§ **Excerpted text**:
But although he did lay out some new ideas, such as setting five benchmarks for improved performance by the Afghan government, the prime minister was limited to spinning the rhetorical rotors without actually taking flight.

The thing that has grounded him and other Nato leaders is the continued absence of a clear line from Washington.

How could Mr Brown have been more adamant about the current counter-insurgency strategy or the need for more troops to execute it, if he knows that at any time the White House might change its mind?

President Barack Obama received the McChrystal report calling for a troop surge on 30 August, and with each week that passes without a decision the political difficulties of his allies across Nato multiply.

When Britain announced in mid-October that it would, if certain conditions were met, send another 500 troops to Afghanistan, Whitehall felt it was on a promise from the Obama team.

As Newsnight reported at the time, one top insider suggested not just that Britain had been promised there would be a substantial US reinforcement, but that it would be General Stanley McChrystal's option of around 45,000 troops, and that its announcement was imminent.

So what does he say now? When asked recently, my contact characterised the continued lack of a clear statement of the way ahead from Mr Obama as, "disgraceful".

These views, given non-attributably, are simpler a stronger version of what one can see in the public domain.

Back in October Air Chief Marshal Sir Jock Stirrup, Britain's senior serviceman, insisted that the Allies were still all committed to the counter-insurgency strategy and that he was, "confident" he knew which way the US would go on the troop increase question.

In the absence of an announcement, confidence in ministries from Ottawa to Berlin is faltering.

"What is the goal? What is the road? and in the name of what?" asked French Foreign Minister Bernard Kouchner earlier this week, adding menacingly, "Where are the Americans? It begins to be a problem".

Field Marshal Lord Inge, speaking in a defence debate in the House of Lords earlier on Friday said the US' delay sent, "a very bad message".

Talking to Nick Horne earlier this week, home after several years working as an official for the United Nations Assistance Mission in Afghanistan (UNAMA) in Kabul, he reckoned the Obama administration had carried out seven different reviews of Afghan policy.

From their electoral victory one year ago to the present, Afghan policy has been in a state of flux.

The criticism is not simply code for "Why doesn't Obama just get on with the troop increase"?

There are plenty in European governments who would be delighted if the president announced that the US intends to withdraw from Afghanistan as quickly as possible.

What people want is a decision.

Now the White House is suggesting that there could be an announcement in a fortnight's time. So the present limbo is set to continue.

It is all the stranger because Mr Obama has not yet endorsed the strategy set out in the McChrystal report, something Nato defence ministers did at a meeting two weeks ago.

The US' own defence secretary, Robert Gates, has called publicly for the matter to be resolved swiftly.

Some Obama supporters have stressed the importance of measuring such vital life and death decisions carefully.

Gen McChrystal himself has been loyal enough to his commander in chief to echo them, remarking that it is better it be done properly than rapidly.

The shambolic outcome of the Afghan presidential elections has complicated matters politically, but it hardly de-railed some great policy juggernaut that had been careering along smoothly until then.

Looking though at the succession of reviews and the tangled logic in the one definitive presidential statement on "Af-Pak strategy" given back at the end of March, it is evident that the administration has had great difficulty deciding what it thinks about the Afghan conflict.

Instead we have witnessed what people in Whitehall describe with increasing frankness as a failure of leadership.

§ **Dataset content**:

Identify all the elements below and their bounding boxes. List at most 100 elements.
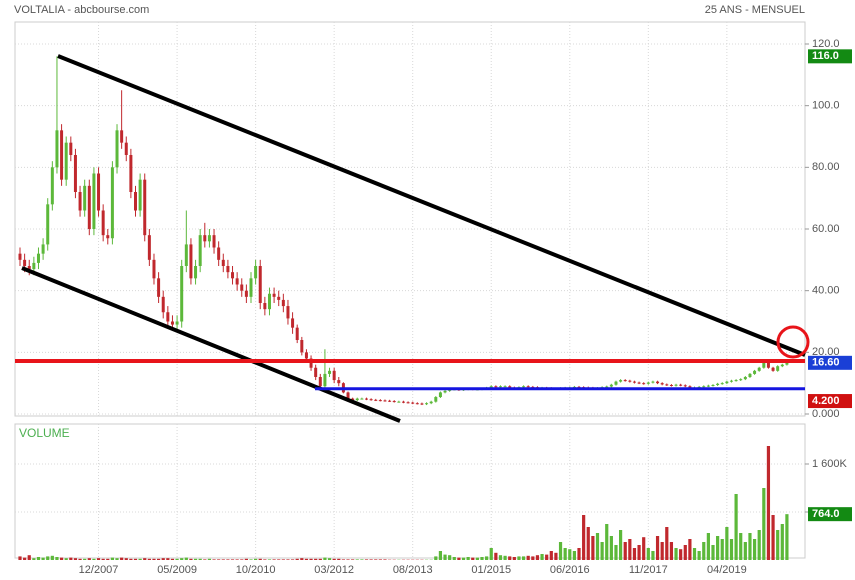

§ **Goal of the exercise**: Please decide whether each statement agrees with the text on Afghan policy, answering yes or no and quoting the words of the text that settle it. (a) President Obama received the McChrystal report on 30 August. (b) In mid-October Britain announced it would send another 5,000 troops to Afghanistan. (c) Nato defence ministers endorsed the strategy in the McChrystal report at a meeting two weeks ago.

§ **Answer for this exercise**:
(a) Yes: "President Barack Obama received the McChrystal report calling for a troop surge on 30 August"
(b) No: "send another 500 troops to Afghanistan"
(c) Yes: "Mr Obama has not yet endorsed the strategy set out in the McChrystal report, something Nato defence ministers did at a meeting two weeks ago"